▶ **Exercise goal**
Reproduce the entries below in full, word for word.

▶ **Recorded information**

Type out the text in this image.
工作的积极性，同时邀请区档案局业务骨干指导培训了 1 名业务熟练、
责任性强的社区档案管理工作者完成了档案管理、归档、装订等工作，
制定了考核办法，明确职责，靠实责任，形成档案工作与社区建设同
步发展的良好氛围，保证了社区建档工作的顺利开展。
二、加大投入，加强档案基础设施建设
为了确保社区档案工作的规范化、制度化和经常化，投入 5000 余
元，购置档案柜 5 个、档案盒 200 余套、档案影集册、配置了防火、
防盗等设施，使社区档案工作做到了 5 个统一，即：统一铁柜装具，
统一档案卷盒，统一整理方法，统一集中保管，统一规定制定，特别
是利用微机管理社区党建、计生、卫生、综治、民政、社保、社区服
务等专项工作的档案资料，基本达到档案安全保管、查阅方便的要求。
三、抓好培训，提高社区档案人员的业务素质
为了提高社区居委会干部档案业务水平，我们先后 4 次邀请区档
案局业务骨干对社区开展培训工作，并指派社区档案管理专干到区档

▶ **Answer to the problem**
Type out the text in this image.
工作的积极性，同时邀请区档案局业务骨干指导培训了 1 名业务熟练、
责任性强的社区档案管理工作者完成了档案管理、归档、装订等工作，
制定了考核办法，明确职责，靠实责任，形成档案工作与社区建设同
步发展的良好氛围，保证了社区建档工作的顺利开展。
二、加大投入，加强档案基础设施建设
为了确保社区档案工作的规范化、制度化和经常化，投入 5000 余
元，购置档案柜 5 个、档案盒 200 余套、档案影集册、配置了防火、
防盗等设施，使社区档案工作做到了 5 个统一，即：统一铁柜装具，
统一档案卷盒，统一整理方法，统一集中保管，统一规定制定，特别
是利用微机管理社区党建、计生、卫生、综治、民政、社保、社区服
务等专项工作的档案资料，基本达到档案安全保管、查阅方便的要求。
三、抓好培训，提高社区档案人员的业务素质
为了提高社区居委会干部档案业务水平，我们先后 4 次邀请区档
案局业务骨干对社区开展培训工作，并指派社区档案管理专干到区档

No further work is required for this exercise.